## [What you will do]
Please copy the records from their start up to and including the line with "The work-piece 92 is at (795, 652).", keeping every line unchanged.

>> START Task data

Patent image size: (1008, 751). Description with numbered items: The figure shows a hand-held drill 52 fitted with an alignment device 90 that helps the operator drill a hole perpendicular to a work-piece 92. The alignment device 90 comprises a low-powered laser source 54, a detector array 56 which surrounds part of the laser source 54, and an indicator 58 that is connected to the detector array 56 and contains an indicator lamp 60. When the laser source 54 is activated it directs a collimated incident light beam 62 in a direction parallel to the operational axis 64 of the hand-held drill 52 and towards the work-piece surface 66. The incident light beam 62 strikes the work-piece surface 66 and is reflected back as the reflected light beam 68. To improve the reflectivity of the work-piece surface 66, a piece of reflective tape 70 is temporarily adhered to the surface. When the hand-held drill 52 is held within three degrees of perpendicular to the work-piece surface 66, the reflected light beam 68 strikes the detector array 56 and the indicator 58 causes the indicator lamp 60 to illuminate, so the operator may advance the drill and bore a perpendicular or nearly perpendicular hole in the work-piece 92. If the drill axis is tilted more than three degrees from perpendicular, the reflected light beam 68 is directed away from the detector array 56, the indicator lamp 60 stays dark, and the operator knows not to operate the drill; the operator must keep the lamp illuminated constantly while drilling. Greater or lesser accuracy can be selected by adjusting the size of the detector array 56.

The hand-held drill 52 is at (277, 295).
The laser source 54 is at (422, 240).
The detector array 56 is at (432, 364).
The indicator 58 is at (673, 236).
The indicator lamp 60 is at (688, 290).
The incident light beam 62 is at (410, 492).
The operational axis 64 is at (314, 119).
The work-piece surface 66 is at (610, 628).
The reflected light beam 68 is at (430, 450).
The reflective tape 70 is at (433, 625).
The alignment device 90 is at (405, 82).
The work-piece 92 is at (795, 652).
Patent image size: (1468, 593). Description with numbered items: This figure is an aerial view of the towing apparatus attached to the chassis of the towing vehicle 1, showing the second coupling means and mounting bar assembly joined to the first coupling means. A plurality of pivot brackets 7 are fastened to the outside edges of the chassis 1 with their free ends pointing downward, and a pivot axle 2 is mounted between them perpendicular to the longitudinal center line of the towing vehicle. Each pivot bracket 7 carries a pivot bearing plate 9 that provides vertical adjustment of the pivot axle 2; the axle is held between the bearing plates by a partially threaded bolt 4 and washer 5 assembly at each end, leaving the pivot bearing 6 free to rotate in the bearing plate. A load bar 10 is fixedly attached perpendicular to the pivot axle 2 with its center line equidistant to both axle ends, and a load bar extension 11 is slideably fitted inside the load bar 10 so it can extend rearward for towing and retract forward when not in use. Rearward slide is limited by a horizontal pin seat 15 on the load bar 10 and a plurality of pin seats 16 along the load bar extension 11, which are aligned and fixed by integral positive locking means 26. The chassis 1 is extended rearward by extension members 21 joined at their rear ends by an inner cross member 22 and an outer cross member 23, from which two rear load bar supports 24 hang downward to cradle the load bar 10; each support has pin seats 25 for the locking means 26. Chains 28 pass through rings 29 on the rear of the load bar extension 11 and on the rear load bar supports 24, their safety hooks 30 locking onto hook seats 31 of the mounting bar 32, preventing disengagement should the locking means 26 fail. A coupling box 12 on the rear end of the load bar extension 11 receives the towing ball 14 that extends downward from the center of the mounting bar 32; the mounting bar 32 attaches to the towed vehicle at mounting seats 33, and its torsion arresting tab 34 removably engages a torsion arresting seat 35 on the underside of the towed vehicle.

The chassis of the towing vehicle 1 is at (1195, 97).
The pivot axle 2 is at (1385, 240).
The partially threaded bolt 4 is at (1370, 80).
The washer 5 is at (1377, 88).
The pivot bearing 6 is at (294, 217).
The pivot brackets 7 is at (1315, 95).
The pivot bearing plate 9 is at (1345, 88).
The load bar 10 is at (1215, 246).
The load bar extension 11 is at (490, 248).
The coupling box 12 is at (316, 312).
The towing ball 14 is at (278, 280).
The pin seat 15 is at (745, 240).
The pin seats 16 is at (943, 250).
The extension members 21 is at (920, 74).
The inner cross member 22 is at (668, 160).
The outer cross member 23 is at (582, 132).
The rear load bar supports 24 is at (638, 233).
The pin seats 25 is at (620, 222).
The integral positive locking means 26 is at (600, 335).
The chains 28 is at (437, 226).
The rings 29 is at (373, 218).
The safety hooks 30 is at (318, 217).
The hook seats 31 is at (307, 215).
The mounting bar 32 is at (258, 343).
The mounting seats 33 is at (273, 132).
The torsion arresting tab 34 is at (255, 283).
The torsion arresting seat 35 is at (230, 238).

>> END Task data

## [Final result]
Patent image size: (1008, 751). Description with numbered items: The figure shows a hand-held drill 52 fitted with an alignment device 90 that helps the operator drill a hole perpendicular to a work-piece 92. The alignment device 90 comprises a low-powered laser source 54, a detector array 56 which surrounds part of the laser source 54, and an indicator 58 that is connected to the detector array 56 and contains an indicator lamp 60. When the laser source 54 is activated it directs a collimated incident light beam 62 in a direction parallel to the operational axis 64 of the hand-held drill 52 and towards the work-piece surface 66. The incident light beam 62 strikes the work-piece surface 66 and is reflected back as the reflected light beam 68. To improve the reflectivity of the work-piece surface 66, a piece of reflective tape 70 is temporarily adhered to the surface. When the hand-held drill 52 is held within three degrees of perpendicular to the work-piece surface 66, the reflected light beam 68 strikes the detector array 56 and the indicator 58 causes the indicator lamp 60 to illuminate, so the operator may advance the drill and bore a perpendicular or nearly perpendicular hole in the work-piece 92. If the drill axis is tilted more than three degrees from perpendicular, the reflected light beam 68 is directed away from the detector array 56, the indicator lamp 60 stays dark, and the operator knows not to operate the drill; the operator must keep the lamp illuminated constantly while drilling. Greater or lesser accuracy can be selected by adjusting the size of the detector array 56.

The hand-held drill 52 is at (277, 295).
The laser source 54 is at (422, 240).
The detector array 56 is at (432, 364).
The indicator 58 is at (673, 236).
The indicator lamp 60 is at (688, 290).
The incident light beam 62 is at (410, 492).
The operational axis 64 is at (314, 119).
The work-piece surface 66 is at (610, 628).
The reflected light beam 68 is at (430, 450).
The reflective tape 70 is at (433, 625).
The alignment device 90 is at (405, 82).
The work-piece 92 is at (795, 652).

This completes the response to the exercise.